## Written request
Provide the records once more, identical to the original.

════════

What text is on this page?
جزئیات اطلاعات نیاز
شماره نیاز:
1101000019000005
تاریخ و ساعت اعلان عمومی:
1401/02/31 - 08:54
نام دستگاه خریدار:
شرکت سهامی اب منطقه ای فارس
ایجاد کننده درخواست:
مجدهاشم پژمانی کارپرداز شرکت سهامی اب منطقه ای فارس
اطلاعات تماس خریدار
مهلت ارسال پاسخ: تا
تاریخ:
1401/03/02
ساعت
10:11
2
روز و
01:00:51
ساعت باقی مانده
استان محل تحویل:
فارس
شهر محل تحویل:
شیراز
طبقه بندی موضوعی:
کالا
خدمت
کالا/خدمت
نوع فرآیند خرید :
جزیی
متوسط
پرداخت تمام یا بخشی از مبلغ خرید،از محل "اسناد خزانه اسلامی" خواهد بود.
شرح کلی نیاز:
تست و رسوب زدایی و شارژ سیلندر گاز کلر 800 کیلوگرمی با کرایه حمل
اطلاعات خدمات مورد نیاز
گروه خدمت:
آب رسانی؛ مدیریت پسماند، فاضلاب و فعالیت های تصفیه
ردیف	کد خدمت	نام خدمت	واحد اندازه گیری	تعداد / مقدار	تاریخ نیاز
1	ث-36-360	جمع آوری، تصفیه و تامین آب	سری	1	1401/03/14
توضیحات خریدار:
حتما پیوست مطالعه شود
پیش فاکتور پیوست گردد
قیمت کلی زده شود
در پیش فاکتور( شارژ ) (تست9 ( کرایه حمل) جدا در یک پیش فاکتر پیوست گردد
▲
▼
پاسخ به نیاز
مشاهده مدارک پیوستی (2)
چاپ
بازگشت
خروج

════════

## Solution below
What text is on this page?
جزئیات اطلاعات نیاز
شماره نیاز:
1101000019000005
تاریخ و ساعت اعلان عمومی:
1401/02/31 - 08:54
نام دستگاه خریدار:
شرکت سهامی اب منطقه ای فارس
ایجاد کننده درخواست:
مجدهاشم پژمانی کارپرداز شرکت سهامی اب منطقه ای فارس
اطلاعات تماس خریدار
مهلت ارسال پاسخ: تا
تاریخ:
1401/03/02
ساعت
10:11
2
روز و
01:00:51
ساعت باقی مانده
استان محل تحویل:
فارس
شهر محل تحویل:
شیراز
طبقه بندی موضوعی:
کالا
خدمت
کالا/خدمت
نوع فرآیند خرید :
جزیی
متوسط
پرداخت تمام یا بخشی از مبلغ خرید،از محل "اسناد خزانه اسلامی" خواهد بود.
شرح کلی نیاز:
تست و رسوب زدایی و شارژ سیلندر گاز کلر 800 کیلوگرمی با کرایه حمل
اطلاعات خدمات مورد نیاز
گروه خدمت:
آب رسانی؛ مدیریت پسماند، فاضلاب و فعالیت های تصفیه
ردیف	کد خدمت	نام خدمت	واحد اندازه گیری	تعداد / مقدار	تاریخ نیاز
1	ث-36-360	جمع آوری، تصفیه و تامین آب	سری	1	1401/03/14
توضیحات خریدار:
حتما پیوست مطالعه شود
پیش فاکتور پیوست گردد
قیمت کلی زده شود
در پیش فاکتور( شارژ ) (تست9 ( کرایه حمل) جدا در یک پیش فاکتر پیوست گردد
▲
▼
پاسخ به نیاز
مشاهده مدارک پیوستی (2)
چاپ
بازگشت
خروج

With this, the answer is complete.